* Begin Input for this task *

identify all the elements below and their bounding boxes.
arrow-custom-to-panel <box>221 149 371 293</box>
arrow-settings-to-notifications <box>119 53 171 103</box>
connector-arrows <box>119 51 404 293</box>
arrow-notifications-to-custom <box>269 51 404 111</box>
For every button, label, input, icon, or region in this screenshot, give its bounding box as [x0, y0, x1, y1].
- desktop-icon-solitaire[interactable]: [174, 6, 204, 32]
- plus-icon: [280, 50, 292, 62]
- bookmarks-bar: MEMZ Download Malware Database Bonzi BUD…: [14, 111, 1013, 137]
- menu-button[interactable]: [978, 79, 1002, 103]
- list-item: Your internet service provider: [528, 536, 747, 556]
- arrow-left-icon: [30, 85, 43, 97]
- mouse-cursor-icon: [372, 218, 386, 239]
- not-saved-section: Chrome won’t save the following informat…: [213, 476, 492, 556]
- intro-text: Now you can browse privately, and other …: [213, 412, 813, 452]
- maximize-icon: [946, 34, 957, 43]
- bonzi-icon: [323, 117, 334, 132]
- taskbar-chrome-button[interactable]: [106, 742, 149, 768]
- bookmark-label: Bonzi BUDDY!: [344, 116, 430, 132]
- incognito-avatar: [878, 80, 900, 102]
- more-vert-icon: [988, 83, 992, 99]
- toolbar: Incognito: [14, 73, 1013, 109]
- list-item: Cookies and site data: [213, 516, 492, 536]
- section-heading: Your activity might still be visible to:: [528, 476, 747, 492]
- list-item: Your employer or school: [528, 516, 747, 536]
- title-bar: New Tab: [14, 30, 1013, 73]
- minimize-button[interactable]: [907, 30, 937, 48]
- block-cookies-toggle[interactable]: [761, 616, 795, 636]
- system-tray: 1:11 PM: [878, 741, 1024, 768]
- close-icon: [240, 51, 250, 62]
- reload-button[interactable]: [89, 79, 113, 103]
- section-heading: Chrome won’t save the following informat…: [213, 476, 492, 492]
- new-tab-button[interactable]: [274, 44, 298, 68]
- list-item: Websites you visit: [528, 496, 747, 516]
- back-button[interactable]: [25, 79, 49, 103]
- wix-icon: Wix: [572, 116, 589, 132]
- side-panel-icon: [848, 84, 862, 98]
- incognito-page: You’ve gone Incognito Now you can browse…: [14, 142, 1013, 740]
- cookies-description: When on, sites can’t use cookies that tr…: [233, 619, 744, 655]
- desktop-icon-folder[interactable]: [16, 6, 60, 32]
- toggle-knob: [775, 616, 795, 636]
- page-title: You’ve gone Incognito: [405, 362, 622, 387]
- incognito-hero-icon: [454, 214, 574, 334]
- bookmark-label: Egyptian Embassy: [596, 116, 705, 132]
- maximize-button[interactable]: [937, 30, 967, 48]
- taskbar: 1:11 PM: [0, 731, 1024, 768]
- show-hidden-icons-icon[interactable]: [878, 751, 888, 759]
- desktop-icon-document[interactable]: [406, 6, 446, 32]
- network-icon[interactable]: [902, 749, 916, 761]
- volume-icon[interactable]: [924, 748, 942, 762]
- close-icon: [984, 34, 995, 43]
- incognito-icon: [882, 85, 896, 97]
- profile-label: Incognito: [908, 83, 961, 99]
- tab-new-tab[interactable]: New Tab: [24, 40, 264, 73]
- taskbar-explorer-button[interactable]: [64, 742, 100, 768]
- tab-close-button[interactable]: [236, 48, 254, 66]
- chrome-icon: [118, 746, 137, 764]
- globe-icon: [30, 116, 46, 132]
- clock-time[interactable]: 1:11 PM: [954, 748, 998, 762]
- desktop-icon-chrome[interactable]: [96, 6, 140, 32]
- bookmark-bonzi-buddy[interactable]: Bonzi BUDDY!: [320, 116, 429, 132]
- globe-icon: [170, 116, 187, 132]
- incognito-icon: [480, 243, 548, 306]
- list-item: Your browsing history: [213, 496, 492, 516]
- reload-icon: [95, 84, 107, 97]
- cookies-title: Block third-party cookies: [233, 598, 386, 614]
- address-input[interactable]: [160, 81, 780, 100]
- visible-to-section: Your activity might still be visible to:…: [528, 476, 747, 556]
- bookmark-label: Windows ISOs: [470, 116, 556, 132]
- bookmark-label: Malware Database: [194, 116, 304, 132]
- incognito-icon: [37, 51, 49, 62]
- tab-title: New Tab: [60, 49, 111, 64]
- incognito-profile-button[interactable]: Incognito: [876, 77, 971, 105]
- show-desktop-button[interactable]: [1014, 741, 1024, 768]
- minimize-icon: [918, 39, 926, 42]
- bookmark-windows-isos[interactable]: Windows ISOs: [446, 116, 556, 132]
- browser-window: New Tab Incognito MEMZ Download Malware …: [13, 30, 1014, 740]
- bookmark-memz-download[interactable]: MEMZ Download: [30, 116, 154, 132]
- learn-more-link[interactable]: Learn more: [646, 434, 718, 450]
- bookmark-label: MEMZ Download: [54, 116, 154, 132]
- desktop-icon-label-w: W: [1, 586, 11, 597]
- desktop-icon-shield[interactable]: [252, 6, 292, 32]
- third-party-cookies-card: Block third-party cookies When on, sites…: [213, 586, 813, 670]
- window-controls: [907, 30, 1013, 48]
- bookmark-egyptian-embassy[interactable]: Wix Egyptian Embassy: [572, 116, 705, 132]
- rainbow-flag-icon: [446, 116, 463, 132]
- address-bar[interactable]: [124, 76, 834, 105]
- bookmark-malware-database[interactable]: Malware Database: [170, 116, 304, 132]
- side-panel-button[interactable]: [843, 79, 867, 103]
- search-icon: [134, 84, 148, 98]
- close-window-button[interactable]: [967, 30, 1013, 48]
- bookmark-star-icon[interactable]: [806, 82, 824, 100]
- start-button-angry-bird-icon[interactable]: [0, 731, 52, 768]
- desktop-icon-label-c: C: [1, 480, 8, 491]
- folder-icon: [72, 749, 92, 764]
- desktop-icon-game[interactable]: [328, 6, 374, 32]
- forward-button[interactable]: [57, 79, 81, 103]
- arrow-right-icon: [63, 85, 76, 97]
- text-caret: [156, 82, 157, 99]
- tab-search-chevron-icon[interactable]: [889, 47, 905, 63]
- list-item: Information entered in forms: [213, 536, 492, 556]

* End Input for this task *

The task
Copy out every one of the rows above, character for character, without altering or omitting any line.

Written solution
identify all the elements below and their bounding boxes.
arrow-custom-to-panel <box>221 149 371 293</box>
arrow-settings-to-notifications <box>119 53 171 103</box>
connector-arrows <box>119 51 404 293</box>
arrow-notifications-to-custom <box>269 51 404 111</box>
For every button, label, input, icon, or region in this screenshot, give its bounding box as [x0, y0, x1, y1].
- desktop-icon-solitaire[interactable]: [174, 6, 204, 32]
- plus-icon: [280, 50, 292, 62]
- bookmarks-bar: MEMZ Download Malware Database Bonzi BUD…: [14, 111, 1013, 137]
- menu-button[interactable]: [978, 79, 1002, 103]
- list-item: Your internet service provider: [528, 536, 747, 556]
- arrow-left-icon: [30, 85, 43, 97]
- mouse-cursor-icon: [372, 218, 386, 239]
- not-saved-section: Chrome won’t save the following informat…: [213, 476, 492, 556]
- intro-text: Now you can browse privately, and other …: [213, 412, 813, 452]
- maximize-icon: [946, 34, 957, 43]
- bonzi-icon: [323, 117, 334, 132]
- taskbar-chrome-button[interactable]: [106, 742, 149, 768]
- bookmark-label: Bonzi BUDDY!: [344, 116, 430, 132]
- incognito-avatar: [878, 80, 900, 102]
- more-vert-icon: [988, 83, 992, 99]
- toolbar: Incognito: [14, 73, 1013, 109]
- list-item: Cookies and site data: [213, 516, 492, 536]
- section-heading: Your activity might still be visible to:: [528, 476, 747, 492]
- list-item: Your employer or school: [528, 516, 747, 536]
- title-bar: New Tab: [14, 30, 1013, 73]
- minimize-button[interactable]: [907, 30, 937, 48]
- block-cookies-toggle[interactable]: [761, 616, 795, 636]
- system-tray: 1:11 PM: [878, 741, 1024, 768]
- close-icon: [240, 51, 250, 62]
- reload-button[interactable]: [89, 79, 113, 103]
- section-heading: Chrome won’t save the following informat…: [213, 476, 492, 492]
- new-tab-button[interactable]: [274, 44, 298, 68]
- list-item: Websites you visit: [528, 496, 747, 516]
- back-button[interactable]: [25, 79, 49, 103]
- wix-icon: Wix: [572, 116, 589, 132]
- side-panel-icon: [848, 84, 862, 98]
- incognito-page: You’ve gone Incognito Now you can browse…: [14, 142, 1013, 740]
- cookies-description: When on, sites can’t use cookies that tr…: [233, 619, 744, 655]
- desktop-icon-folder[interactable]: [16, 6, 60, 32]
- toggle-knob: [775, 616, 795, 636]
- page-title: You’ve gone Incognito: [405, 362, 622, 387]
- incognito-hero-icon: [454, 214, 574, 334]
- bookmark-label: Egyptian Embassy: [596, 116, 705, 132]
- maximize-button[interactable]: [937, 30, 967, 48]
- taskbar: 1:11 PM: [0, 731, 1024, 768]
- show-hidden-icons-icon[interactable]: [878, 751, 888, 759]
- desktop-icon-document[interactable]: [406, 6, 446, 32]
- network-icon[interactable]: [902, 749, 916, 761]
- volume-icon[interactable]: [924, 748, 942, 762]
- close-icon: [984, 34, 995, 43]
- incognito-icon: [882, 85, 896, 97]
- profile-label: Incognito: [908, 83, 961, 99]
- tab-new-tab[interactable]: New Tab: [24, 40, 264, 73]
- taskbar-explorer-button[interactable]: [64, 742, 100, 768]
- tab-close-button[interactable]: [236, 48, 254, 66]
- chrome-icon: [118, 746, 137, 764]
- globe-icon: [30, 116, 46, 132]
- clock-time[interactable]: 1:11 PM: [954, 748, 998, 762]
- desktop-icon-chrome[interactable]: [96, 6, 140, 32]
- bookmark-bonzi-buddy[interactable]: Bonzi BUDDY!: [320, 116, 429, 132]
- globe-icon: [170, 116, 187, 132]
- incognito-icon: [480, 243, 548, 306]
- list-item: Your browsing history: [213, 496, 492, 516]
- reload-icon: [95, 84, 107, 97]
- cookies-title: Block third-party cookies: [233, 598, 386, 614]
- address-input[interactable]: [160, 81, 780, 100]
- visible-to-section: Your activity might still be visible to:…: [528, 476, 747, 556]
- bookmark-label: Windows ISOs: [470, 116, 556, 132]
- bookmark-label: Malware Database: [194, 116, 304, 132]
- incognito-icon: [37, 51, 49, 62]
- tab-title: New Tab: [60, 49, 111, 64]
- incognito-profile-button[interactable]: Incognito: [876, 77, 971, 105]
- show-desktop-button[interactable]: [1014, 741, 1024, 768]
- minimize-icon: [918, 39, 926, 42]
- bookmark-windows-isos[interactable]: Windows ISOs: [446, 116, 556, 132]
- browser-window: New Tab Incognito MEMZ Download Malware …: [13, 30, 1014, 740]
- bookmark-memz-download[interactable]: MEMZ Download: [30, 116, 154, 132]
- learn-more-link[interactable]: Learn more: [646, 434, 718, 450]
- bookmark-label: MEMZ Download: [54, 116, 154, 132]
- desktop-icon-label-w: W: [1, 586, 11, 597]
- desktop-icon-shield[interactable]: [252, 6, 292, 32]
- third-party-cookies-card: Block third-party cookies When on, sites…: [213, 586, 813, 670]
- window-controls: [907, 30, 1013, 48]
- bookmark-egyptian-embassy[interactable]: Wix Egyptian Embassy: [572, 116, 705, 132]
- rainbow-flag-icon: [446, 116, 463, 132]
- address-bar[interactable]: [124, 76, 834, 105]
- bookmark-malware-database[interactable]: Malware Database: [170, 116, 304, 132]
- side-panel-button[interactable]: [843, 79, 867, 103]
- search-icon: [134, 84, 148, 98]
- close-window-button[interactable]: [967, 30, 1013, 48]
- bookmark-star-icon[interactable]: [806, 82, 824, 100]
- start-button-angry-bird-icon[interactable]: [0, 731, 52, 768]
- desktop-icon-label-c: C: [1, 480, 8, 491]
- folder-icon: [72, 749, 92, 764]
- desktop-icon-game[interactable]: [328, 6, 374, 32]
- forward-button[interactable]: [57, 79, 81, 103]
- arrow-right-icon: [63, 85, 76, 97]
- text-caret: [156, 82, 157, 99]
- tab-search-chevron-icon[interactable]: [889, 47, 905, 63]
- list-item: Information entered in forms: [213, 536, 492, 556]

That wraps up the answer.